● **Task prompt**: Repeat each line exactly as it is written.

● **Dataset content**:
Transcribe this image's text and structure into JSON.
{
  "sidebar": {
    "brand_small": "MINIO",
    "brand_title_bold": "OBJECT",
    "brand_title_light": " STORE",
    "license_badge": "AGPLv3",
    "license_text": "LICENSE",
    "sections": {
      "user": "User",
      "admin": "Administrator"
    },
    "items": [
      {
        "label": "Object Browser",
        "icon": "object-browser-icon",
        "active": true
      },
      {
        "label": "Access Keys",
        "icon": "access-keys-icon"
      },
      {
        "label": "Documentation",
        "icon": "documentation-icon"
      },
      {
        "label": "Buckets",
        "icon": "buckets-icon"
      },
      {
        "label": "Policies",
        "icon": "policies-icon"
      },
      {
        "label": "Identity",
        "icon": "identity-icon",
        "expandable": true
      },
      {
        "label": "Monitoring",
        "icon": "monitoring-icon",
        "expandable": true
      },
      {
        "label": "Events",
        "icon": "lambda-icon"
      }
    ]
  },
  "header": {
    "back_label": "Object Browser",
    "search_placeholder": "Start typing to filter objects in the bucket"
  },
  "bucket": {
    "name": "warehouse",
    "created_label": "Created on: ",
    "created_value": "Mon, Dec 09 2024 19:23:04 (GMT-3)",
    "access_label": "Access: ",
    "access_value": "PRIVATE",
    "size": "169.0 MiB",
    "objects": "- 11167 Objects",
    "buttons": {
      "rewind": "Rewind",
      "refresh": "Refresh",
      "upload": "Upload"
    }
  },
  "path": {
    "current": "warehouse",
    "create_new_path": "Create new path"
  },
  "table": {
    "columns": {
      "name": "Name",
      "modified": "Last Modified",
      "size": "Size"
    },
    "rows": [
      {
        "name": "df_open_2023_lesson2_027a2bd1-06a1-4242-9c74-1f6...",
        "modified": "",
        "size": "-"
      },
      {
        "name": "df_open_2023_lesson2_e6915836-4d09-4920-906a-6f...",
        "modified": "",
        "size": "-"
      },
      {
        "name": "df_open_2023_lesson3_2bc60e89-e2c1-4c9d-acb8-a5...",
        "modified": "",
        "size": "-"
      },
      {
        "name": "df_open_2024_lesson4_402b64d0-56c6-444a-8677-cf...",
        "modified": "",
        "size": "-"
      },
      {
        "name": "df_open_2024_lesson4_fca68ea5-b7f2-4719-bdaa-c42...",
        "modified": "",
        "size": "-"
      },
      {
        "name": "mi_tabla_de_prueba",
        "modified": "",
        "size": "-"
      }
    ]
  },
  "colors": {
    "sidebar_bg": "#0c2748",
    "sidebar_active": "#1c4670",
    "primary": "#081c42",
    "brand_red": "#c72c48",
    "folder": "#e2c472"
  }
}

● **Solution to this task**:
Transcribe this image's text and structure into JSON.
{
  "sidebar": {
    "brand_small": "MINIO",
    "brand_title_bold": "OBJECT",
    "brand_title_light": " STORE",
    "license_badge": "AGPLv3",
    "license_text": "LICENSE",
    "sections": {
      "user": "User",
      "admin": "Administrator"
    },
    "items": [
      {
        "label": "Object Browser",
        "icon": "object-browser-icon",
        "active": true
      },
      {
        "label": "Access Keys",
        "icon": "access-keys-icon"
      },
      {
        "label": "Documentation",
        "icon": "documentation-icon"
      },
      {
        "label": "Buckets",
        "icon": "buckets-icon"
      },
      {
        "label": "Policies",
        "icon": "policies-icon"
      },
      {
        "label": "Identity",
        "icon": "identity-icon",
        "expandable": true
      },
      {
        "label": "Monitoring",
        "icon": "monitoring-icon",
        "expandable": true
      },
      {
        "label": "Events",
        "icon": "lambda-icon"
      }
    ]
  },
  "header": {
    "back_label": "Object Browser",
    "search_placeholder": "Start typing to filter objects in the bucket"
  },
  "bucket": {
    "name": "warehouse",
    "created_label": "Created on: ",
    "created_value": "Mon, Dec 09 2024 19:23:04 (GMT-3)",
    "access_label": "Access: ",
    "access_value": "PRIVATE",
    "size": "169.0 MiB",
    "objects": "- 11167 Objects",
    "buttons": {
      "rewind": "Rewind",
      "refresh": "Refresh",
      "upload": "Upload"
    }
  },
  "path": {
    "current": "warehouse",
    "create_new_path": "Create new path"
  },
  "table": {
    "columns": {
      "name": "Name",
      "modified": "Last Modified",
      "size": "Size"
    },
    "rows": [
      {
        "name": "df_open_2023_lesson2_027a2bd1-06a1-4242-9c74-1f6...",
        "modified": "",
        "size": "-"
      },
      {
        "name": "df_open_2023_lesson2_e6915836-4d09-4920-906a-6f...",
        "modified": "",
        "size": "-"
      },
      {
        "name": "df_open_2023_lesson3_2bc60e89-e2c1-4c9d-acb8-a5...",
        "modified": "",
        "size": "-"
      },
      {
        "name": "df_open_2024_lesson4_402b64d0-56c6-444a-8677-cf...",
        "modified": "",
        "size": "-"
      },
      {
        "name": "df_open_2024_lesson4_fca68ea5-b7f2-4719-bdaa-c42...",
        "modified": "",
        "size": "-"
      },
      {
        "name": "mi_tabla_de_prueba",
        "modified": "",
        "size": "-"
      }
    ]
  },
  "colors": {
    "sidebar_bg": "#0c2748",
    "sidebar_active": "#1c4670",
    "primary": "#081c42",
    "brand_red": "#c72c48",
    "folder": "#e2c472"
  }
}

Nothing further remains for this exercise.